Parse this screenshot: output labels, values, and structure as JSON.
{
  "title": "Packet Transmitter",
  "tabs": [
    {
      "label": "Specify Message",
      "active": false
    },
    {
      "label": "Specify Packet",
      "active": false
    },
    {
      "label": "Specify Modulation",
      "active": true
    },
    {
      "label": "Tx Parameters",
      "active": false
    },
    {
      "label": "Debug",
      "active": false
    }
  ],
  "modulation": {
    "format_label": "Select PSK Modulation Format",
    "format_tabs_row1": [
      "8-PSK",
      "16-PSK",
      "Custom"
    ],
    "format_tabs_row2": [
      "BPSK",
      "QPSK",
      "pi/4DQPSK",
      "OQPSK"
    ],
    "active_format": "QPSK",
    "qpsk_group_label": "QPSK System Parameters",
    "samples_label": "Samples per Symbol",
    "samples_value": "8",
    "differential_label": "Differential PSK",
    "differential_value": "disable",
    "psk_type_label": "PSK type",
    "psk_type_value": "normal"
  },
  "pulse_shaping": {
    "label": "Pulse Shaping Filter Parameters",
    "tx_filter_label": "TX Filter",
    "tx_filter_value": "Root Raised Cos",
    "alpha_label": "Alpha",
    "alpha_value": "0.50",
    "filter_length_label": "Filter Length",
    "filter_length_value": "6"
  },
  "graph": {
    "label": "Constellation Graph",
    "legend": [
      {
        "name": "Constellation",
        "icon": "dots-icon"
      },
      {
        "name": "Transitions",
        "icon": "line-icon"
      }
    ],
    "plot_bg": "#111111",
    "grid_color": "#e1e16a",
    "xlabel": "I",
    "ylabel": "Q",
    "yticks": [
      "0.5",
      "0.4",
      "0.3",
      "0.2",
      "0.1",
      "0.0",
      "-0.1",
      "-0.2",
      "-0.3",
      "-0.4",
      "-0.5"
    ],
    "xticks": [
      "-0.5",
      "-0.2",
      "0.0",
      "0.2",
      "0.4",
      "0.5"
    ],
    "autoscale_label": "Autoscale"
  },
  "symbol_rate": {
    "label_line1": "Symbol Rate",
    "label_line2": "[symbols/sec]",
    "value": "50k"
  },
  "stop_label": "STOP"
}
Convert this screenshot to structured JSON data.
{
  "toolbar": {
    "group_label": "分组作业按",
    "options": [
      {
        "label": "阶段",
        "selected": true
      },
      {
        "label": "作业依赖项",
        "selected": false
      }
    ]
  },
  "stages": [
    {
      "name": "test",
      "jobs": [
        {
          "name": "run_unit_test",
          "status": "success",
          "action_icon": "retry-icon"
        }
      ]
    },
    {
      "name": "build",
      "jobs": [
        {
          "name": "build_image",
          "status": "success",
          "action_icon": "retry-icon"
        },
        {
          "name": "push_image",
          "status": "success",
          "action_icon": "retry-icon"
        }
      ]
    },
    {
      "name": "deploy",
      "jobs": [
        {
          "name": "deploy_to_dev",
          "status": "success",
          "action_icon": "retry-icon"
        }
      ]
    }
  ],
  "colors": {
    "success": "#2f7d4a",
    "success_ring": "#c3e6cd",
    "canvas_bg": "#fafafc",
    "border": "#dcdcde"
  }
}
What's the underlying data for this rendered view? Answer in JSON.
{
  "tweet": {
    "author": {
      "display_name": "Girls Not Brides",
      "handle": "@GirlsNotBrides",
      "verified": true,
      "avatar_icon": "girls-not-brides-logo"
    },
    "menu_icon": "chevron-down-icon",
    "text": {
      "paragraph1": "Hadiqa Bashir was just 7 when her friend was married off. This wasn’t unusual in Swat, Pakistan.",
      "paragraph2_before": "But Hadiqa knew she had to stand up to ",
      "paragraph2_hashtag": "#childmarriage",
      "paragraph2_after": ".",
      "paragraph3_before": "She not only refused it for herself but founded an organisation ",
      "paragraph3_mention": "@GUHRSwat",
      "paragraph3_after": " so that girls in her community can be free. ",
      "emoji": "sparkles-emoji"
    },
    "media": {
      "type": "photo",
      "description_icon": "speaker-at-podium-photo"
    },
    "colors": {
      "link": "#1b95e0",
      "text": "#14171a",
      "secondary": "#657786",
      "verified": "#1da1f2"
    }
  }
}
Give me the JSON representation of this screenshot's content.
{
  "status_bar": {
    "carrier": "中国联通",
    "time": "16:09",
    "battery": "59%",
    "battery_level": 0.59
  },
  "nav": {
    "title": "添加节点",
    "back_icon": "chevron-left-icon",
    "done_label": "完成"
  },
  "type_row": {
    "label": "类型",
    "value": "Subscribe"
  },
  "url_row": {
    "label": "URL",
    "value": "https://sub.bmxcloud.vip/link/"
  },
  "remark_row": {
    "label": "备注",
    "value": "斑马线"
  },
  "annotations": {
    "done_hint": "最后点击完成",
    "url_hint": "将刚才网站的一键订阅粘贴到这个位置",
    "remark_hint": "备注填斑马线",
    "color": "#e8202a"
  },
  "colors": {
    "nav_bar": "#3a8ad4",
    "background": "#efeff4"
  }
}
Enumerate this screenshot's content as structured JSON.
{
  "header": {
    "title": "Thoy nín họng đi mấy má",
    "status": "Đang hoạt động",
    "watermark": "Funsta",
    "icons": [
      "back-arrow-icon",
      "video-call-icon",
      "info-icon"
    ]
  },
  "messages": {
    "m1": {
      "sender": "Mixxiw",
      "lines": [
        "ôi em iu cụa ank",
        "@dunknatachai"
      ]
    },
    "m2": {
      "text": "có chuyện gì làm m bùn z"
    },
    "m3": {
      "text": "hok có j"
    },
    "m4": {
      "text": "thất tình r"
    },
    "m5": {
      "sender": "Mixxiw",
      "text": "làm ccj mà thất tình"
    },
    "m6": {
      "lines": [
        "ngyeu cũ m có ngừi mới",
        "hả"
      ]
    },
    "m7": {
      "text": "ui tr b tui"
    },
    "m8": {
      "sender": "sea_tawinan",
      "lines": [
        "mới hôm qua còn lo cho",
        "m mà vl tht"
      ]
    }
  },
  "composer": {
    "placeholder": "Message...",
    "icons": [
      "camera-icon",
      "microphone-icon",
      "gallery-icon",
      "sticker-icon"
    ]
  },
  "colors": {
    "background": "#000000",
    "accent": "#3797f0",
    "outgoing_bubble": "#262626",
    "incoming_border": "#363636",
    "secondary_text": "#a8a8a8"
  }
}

********

# EXERCISE TASK
Above are some records; extract every one of them exactly.

# TASK ANSWER
Parse this screenshot: output labels, values, and structure as JSON.
{
  "title": "Packet Transmitter",
  "tabs": [
    {
      "label": "Specify Message",
      "active": false
    },
    {
      "label": "Specify Packet",
      "active": false
    },
    {
      "label": "Specify Modulation",
      "active": true
    },
    {
      "label": "Tx Parameters",
      "active": false
    },
    {
      "label": "Debug",
      "active": false
    }
  ],
  "modulation": {
    "format_label": "Select PSK Modulation Format",
    "format_tabs_row1": [
      "8-PSK",
      "16-PSK",
      "Custom"
    ],
    "format_tabs_row2": [
      "BPSK",
      "QPSK",
      "pi/4DQPSK",
      "OQPSK"
    ],
    "active_format": "QPSK",
    "qpsk_group_label": "QPSK System Parameters",
    "samples_label": "Samples per Symbol",
    "samples_value": "8",
    "differential_label": "Differential PSK",
    "differential_value": "disable",
    "psk_type_label": "PSK type",
    "psk_type_value": "normal"
  },
  "pulse_shaping": {
    "label": "Pulse Shaping Filter Parameters",
    "tx_filter_label": "TX Filter",
    "tx_filter_value": "Root Raised Cos",
    "alpha_label": "Alpha",
    "alpha_value": "0.50",
    "filter_length_label": "Filter Length",
    "filter_length_value": "6"
  },
  "graph": {
    "label": "Constellation Graph",
    "legend": [
      {
        "name": "Constellation",
        "icon": "dots-icon"
      },
      {
        "name": "Transitions",
        "icon": "line-icon"
      }
    ],
    "plot_bg": "#111111",
    "grid_color": "#e1e16a",
    "xlabel": "I",
    "ylabel": "Q",
    "yticks": [
      "0.5",
      "0.4",
      "0.3",
      "0.2",
      "0.1",
      "0.0",
      "-0.1",
      "-0.2",
      "-0.3",
      "-0.4",
      "-0.5"
    ],
    "xticks": [
      "-0.5",
      "-0.2",
      "0.0",
      "0.2",
      "0.4",
      "0.5"
    ],
    "autoscale_label": "Autoscale"
  },
  "symbol_rate": {
    "label_line1": "Symbol Rate",
    "label_line2": "[symbols/sec]",
    "value": "50k"
  },
  "stop_label": "STOP"
}
Convert this screenshot to structured JSON data.
{
  "toolbar": {
    "group_label": "分组作业按",
    "options": [
      {
        "label": "阶段",
        "selected": true
      },
      {
        "label": "作业依赖项",
        "selected": false
      }
    ]
  },
  "stages": [
    {
      "name": "test",
      "jobs": [
        {
          "name": "run_unit_test",
          "status": "success",
          "action_icon": "retry-icon"
        }
      ]
    },
    {
      "name": "build",
      "jobs": [
        {
          "name": "build_image",
          "status": "success",
          "action_icon": "retry-icon"
        },
        {
          "name": "push_image",
          "status": "success",
          "action_icon": "retry-icon"
        }
      ]
    },
    {
      "name": "deploy",
      "jobs": [
        {
          "name": "deploy_to_dev",
          "status": "success",
          "action_icon": "retry-icon"
        }
      ]
    }
  ],
  "colors": {
    "success": "#2f7d4a",
    "success_ring": "#c3e6cd",
    "canvas_bg": "#fafafc",
    "border": "#dcdcde"
  }
}
What's the underlying data for this rendered view? Answer in JSON.
{
  "tweet": {
    "author": {
      "display_name": "Girls Not Brides",
      "handle": "@GirlsNotBrides",
      "verified": true,
      "avatar_icon": "girls-not-brides-logo"
    },
    "menu_icon": "chevron-down-icon",
    "text": {
      "paragraph1": "Hadiqa Bashir was just 7 when her friend was married off. This wasn’t unusual in Swat, Pakistan.",
      "paragraph2_before": "But Hadiqa knew she had to stand up to ",
      "paragraph2_hashtag": "#childmarriage",
      "paragraph2_after": ".",
      "paragraph3_before": "She not only refused it for herself but founded an organisation ",
      "paragraph3_mention": "@GUHRSwat",
      "paragraph3_after": " so that girls in her community can be free. ",
      "emoji": "sparkles-emoji"
    },
    "media": {
      "type": "photo",
      "description_icon": "speaker-at-podium-photo"
    },
    "colors": {
      "link": "#1b95e0",
      "text": "#14171a",
      "secondary": "#657786",
      "verified": "#1da1f2"
    }
  }
}
Give me the JSON representation of this screenshot's content.
{
  "status_bar": {
    "carrier": "中国联通",
    "time": "16:09",
    "battery": "59%",
    "battery_level": 0.59
  },
  "nav": {
    "title": "添加节点",
    "back_icon": "chevron-left-icon",
    "done_label": "完成"
  },
  "type_row": {
    "label": "类型",
    "value": "Subscribe"
  },
  "url_row": {
    "label": "URL",
    "value": "https://sub.bmxcloud.vip/link/"
  },
  "remark_row": {
    "label": "备注",
    "value": "斑马线"
  },
  "annotations": {
    "done_hint": "最后点击完成",
    "url_hint": "将刚才网站的一键订阅粘贴到这个位置",
    "remark_hint": "备注填斑马线",
    "color": "#e8202a"
  },
  "colors": {
    "nav_bar": "#3a8ad4",
    "background": "#efeff4"
  }
}
Enumerate this screenshot's content as structured JSON.
{
  "header": {
    "title": "Thoy nín họng đi mấy má",
    "status": "Đang hoạt động",
    "watermark": "Funsta",
    "icons": [
      "back-arrow-icon",
      "video-call-icon",
      "info-icon"
    ]
  },
  "messages": {
    "m1": {
      "sender": "Mixxiw",
      "lines": [
        "ôi em iu cụa ank",
        "@dunknatachai"
      ]
    },
    "m2": {
      "text": "có chuyện gì làm m bùn z"
    },
    "m3": {
      "text": "hok có j"
    },
    "m4": {
      "text": "thất tình r"
    },
    "m5": {
      "sender": "Mixxiw",
      "text": "làm ccj mà thất tình"
    },
    "m6": {
      "lines": [
        "ngyeu cũ m có ngừi mới",
        "hả"
      ]
    },
    "m7": {
      "text": "ui tr b tui"
    },
    "m8": {
      "sender": "sea_tawinan",
      "lines": [
        "mới hôm qua còn lo cho",
        "m mà vl tht"
      ]
    }
  },
  "composer": {
    "placeholder": "Message...",
    "icons": [
      "camera-icon",
      "microphone-icon",
      "gallery-icon",
      "sticker-icon"
    ]
  },
  "colors": {
    "background": "#000000",
    "accent": "#3797f0",
    "outgoing_bubble": "#262626",
    "incoming_border": "#363636",
    "secondary_text": "#a8a8a8"
  }
}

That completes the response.